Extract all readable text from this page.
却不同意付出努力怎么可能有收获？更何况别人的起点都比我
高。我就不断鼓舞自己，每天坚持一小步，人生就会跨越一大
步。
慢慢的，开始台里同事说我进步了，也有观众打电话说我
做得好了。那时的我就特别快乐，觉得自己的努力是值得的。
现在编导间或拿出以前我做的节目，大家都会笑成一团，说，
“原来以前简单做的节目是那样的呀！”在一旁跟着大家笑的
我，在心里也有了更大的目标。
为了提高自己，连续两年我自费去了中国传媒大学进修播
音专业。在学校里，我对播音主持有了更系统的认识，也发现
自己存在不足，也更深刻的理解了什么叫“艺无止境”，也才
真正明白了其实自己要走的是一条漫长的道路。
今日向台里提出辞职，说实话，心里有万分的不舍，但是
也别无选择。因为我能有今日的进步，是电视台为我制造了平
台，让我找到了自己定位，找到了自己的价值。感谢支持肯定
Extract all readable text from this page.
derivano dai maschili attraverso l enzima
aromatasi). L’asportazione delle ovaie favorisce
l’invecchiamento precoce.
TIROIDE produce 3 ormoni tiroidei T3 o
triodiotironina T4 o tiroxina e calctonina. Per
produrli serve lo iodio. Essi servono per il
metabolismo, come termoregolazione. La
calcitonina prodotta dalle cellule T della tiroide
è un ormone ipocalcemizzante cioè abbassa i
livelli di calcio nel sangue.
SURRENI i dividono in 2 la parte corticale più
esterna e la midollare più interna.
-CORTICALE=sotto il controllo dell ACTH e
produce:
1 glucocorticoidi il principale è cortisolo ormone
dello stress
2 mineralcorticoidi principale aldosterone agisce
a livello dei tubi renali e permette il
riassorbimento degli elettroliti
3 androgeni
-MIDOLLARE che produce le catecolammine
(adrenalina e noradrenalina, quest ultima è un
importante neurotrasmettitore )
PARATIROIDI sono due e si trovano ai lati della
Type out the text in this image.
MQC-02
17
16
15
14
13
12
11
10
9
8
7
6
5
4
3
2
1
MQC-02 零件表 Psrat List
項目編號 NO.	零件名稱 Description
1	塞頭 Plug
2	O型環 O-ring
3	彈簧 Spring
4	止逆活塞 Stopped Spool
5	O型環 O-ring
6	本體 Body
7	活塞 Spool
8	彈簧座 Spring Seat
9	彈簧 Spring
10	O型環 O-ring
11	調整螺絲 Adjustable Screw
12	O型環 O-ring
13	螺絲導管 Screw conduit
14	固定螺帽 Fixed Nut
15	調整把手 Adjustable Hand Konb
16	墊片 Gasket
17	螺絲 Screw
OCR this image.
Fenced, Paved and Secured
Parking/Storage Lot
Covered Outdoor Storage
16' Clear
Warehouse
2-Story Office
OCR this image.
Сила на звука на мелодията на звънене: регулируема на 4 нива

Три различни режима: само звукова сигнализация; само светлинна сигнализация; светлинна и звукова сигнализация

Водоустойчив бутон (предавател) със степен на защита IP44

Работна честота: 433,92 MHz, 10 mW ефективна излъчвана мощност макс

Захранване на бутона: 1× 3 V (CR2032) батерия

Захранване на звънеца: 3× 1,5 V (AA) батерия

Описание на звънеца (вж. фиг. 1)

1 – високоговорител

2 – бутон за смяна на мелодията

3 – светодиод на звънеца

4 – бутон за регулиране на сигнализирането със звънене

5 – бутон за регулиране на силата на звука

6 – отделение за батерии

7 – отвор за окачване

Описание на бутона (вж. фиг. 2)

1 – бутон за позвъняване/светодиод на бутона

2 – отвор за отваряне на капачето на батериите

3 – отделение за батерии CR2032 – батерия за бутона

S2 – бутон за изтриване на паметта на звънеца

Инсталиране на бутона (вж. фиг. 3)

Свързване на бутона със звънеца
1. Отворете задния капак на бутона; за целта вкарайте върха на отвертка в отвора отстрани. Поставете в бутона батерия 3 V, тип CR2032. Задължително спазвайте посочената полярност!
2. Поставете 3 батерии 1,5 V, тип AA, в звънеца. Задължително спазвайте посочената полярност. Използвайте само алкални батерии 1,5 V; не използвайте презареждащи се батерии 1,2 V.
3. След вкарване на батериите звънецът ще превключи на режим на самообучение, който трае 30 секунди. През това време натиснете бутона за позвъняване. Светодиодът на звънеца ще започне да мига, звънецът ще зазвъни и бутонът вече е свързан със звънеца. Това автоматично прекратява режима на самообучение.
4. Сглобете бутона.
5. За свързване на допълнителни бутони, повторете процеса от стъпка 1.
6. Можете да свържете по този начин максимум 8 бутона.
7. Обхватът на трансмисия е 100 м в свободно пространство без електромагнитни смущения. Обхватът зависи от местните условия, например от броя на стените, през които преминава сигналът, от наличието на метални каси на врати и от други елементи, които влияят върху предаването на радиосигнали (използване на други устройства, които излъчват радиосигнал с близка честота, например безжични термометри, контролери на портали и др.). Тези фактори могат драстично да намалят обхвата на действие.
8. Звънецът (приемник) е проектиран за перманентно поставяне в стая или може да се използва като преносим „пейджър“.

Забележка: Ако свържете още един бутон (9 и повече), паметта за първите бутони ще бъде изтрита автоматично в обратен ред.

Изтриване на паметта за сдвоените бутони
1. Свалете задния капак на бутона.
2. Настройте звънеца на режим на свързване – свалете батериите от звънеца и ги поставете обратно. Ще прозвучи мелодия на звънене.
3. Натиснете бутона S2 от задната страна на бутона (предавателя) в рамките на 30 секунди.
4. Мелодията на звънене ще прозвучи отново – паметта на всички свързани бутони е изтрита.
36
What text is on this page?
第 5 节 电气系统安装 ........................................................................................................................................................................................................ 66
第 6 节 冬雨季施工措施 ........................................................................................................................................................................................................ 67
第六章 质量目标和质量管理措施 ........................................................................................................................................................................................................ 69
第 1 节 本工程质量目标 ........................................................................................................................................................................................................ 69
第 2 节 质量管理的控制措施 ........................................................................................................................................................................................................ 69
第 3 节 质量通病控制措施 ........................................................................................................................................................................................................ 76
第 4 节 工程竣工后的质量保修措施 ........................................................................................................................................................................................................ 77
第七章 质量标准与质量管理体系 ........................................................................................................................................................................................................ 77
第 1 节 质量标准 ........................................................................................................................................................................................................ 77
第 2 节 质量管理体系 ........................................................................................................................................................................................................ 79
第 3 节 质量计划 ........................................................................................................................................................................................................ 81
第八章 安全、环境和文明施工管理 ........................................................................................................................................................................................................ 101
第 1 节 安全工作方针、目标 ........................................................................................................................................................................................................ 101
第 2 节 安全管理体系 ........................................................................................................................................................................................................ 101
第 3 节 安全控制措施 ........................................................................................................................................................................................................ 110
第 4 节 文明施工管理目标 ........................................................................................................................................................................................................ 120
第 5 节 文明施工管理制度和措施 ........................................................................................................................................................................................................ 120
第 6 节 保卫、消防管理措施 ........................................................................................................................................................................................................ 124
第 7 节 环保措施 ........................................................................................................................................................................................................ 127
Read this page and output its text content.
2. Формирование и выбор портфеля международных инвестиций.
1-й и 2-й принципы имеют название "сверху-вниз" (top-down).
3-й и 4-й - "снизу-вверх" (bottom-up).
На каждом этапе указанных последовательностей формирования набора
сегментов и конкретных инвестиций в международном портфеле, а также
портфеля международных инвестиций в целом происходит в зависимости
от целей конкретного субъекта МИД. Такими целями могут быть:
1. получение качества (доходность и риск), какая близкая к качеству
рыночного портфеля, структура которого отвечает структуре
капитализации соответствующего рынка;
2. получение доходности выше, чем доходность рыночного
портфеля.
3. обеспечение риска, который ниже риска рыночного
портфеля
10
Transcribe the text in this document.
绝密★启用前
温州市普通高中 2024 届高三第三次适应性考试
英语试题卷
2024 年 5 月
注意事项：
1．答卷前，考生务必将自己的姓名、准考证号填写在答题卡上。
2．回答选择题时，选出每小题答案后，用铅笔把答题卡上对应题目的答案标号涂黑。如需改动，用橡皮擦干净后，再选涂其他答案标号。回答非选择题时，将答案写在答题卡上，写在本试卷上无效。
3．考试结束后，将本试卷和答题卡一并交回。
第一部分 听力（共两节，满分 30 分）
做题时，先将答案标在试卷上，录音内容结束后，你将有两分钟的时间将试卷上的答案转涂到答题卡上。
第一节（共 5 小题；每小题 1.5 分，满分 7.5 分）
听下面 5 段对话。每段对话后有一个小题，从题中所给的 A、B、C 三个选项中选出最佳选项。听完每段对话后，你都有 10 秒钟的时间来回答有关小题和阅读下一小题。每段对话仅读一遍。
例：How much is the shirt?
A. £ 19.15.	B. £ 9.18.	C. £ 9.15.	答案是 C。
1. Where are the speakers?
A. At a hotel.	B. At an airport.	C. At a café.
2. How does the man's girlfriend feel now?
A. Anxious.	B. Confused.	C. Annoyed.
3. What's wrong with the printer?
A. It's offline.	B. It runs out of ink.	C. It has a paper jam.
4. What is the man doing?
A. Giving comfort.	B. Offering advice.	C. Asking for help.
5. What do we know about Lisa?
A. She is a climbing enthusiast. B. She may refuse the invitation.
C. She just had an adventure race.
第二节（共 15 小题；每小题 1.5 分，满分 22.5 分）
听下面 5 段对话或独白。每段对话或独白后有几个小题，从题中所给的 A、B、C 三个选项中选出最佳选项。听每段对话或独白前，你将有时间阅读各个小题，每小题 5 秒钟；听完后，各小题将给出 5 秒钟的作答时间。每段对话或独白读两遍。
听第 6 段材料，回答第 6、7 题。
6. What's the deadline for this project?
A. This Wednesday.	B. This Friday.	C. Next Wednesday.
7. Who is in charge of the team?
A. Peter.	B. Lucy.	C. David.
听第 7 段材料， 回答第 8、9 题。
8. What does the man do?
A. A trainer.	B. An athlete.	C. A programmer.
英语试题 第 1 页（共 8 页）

• • •

### TASK DETAILS
Find the word "посочената" in the data and show each line that holds it.

### EXPECTED ANSWER
1. Отворете задния капак на бутона; за целта вкарайте върха на отвертка в отвора отстрани. Поставете в бутона батерия 3 V, тип CR2032. Задължително спазвайте посочената полярност!
2. Поставете 3 батерии 1,5 V, тип AA, в звънеца. Задължително спазвайте посочената полярност. Използвайте само алкални батерии 1,5 V; не използвайте презареждащи се батерии 1,2 V.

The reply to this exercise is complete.